Short task
Copy out the data below as written; omit any images.

Listing
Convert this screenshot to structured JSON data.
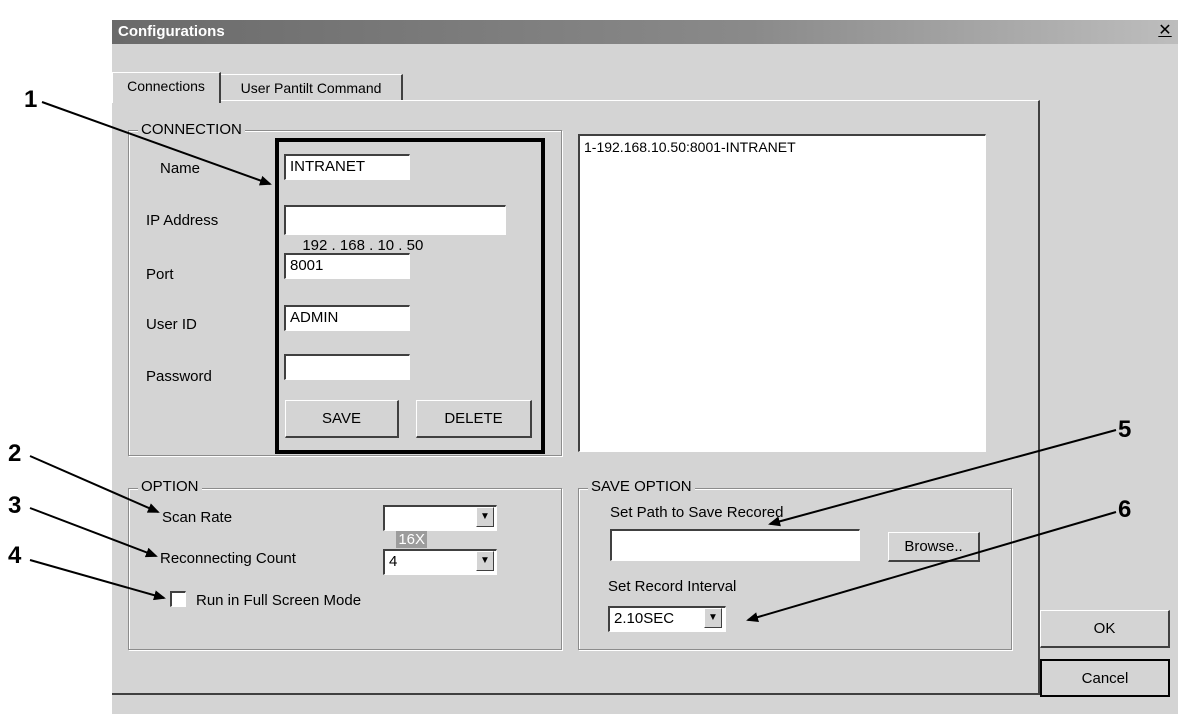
{
  "window": {
    "title": "Configurations",
    "close_icon": "close-icon (×)"
  },
  "tabs": [
    {
      "label": "Connections",
      "active": true
    },
    {
      "label": "User Pantilt Command",
      "active": false
    }
  ],
  "connection": {
    "group_label": "CONNECTION",
    "name_label": "Name",
    "name_value": "INTRANET",
    "ip_label": "IP Address",
    "ip_octets": [
      "192",
      "168",
      "10",
      "50"
    ],
    "port_label": "Port",
    "port_value": "8001",
    "userid_label": "User ID",
    "userid_value": "ADMIN",
    "password_label": "Password",
    "password_value": "",
    "save_label": "SAVE",
    "delete_label": "DELETE"
  },
  "connection_list": [
    "1-192.168.10.50:8001-INTRANET"
  ],
  "option": {
    "group_label": "OPTION",
    "scan_rate_label": "Scan Rate",
    "scan_rate_value": "16X",
    "reconnect_label": "Reconnecting Count",
    "reconnect_value": "4",
    "fullscreen_label": "Run in Full Screen Mode",
    "fullscreen_checked": false
  },
  "save_option": {
    "group_label": "SAVE OPTION",
    "path_label": "Set Path to Save Recored",
    "path_value": "",
    "browse_label": "Browse..",
    "interval_label": "Set Record Interval",
    "interval_value": "2.10SEC"
  },
  "buttons": {
    "ok_label": "OK",
    "cancel_label": "Cancel"
  },
  "callouts": [
    "1",
    "2",
    "3",
    "4",
    "5",
    "6"
  ]
}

Answer to this problem
Convert this screenshot to structured JSON data.
{
  "window": {
    "title": "Configurations",
    "close_icon": "close-icon (×)"
  },
  "tabs": [
    {
      "label": "Connections",
      "active": true
    },
    {
      "label": "User Pantilt Command",
      "active": false
    }
  ],
  "connection": {
    "group_label": "CONNECTION",
    "name_label": "Name",
    "name_value": "INTRANET",
    "ip_label": "IP Address",
    "ip_octets": [
      "192",
      "168",
      "10",
      "50"
    ],
    "port_label": "Port",
    "port_value": "8001",
    "userid_label": "User ID",
    "userid_value": "ADMIN",
    "password_label": "Password",
    "password_value": "",
    "save_label": "SAVE",
    "delete_label": "DELETE"
  },
  "connection_list": [
    "1-192.168.10.50:8001-INTRANET"
  ],
  "option": {
    "group_label": "OPTION",
    "scan_rate_label": "Scan Rate",
    "scan_rate_value": "16X",
    "reconnect_label": "Reconnecting Count",
    "reconnect_value": "4",
    "fullscreen_label": "Run in Full Screen Mode",
    "fullscreen_checked": false
  },
  "save_option": {
    "group_label": "SAVE OPTION",
    "path_label": "Set Path to Save Recored",
    "path_value": "",
    "browse_label": "Browse..",
    "interval_label": "Set Record Interval",
    "interval_value": "2.10SEC"
  },
  "buttons": {
    "ok_label": "OK",
    "cancel_label": "Cancel"
  },
  "callouts": [
    "1",
    "2",
    "3",
    "4",
    "5",
    "6"
  ]
}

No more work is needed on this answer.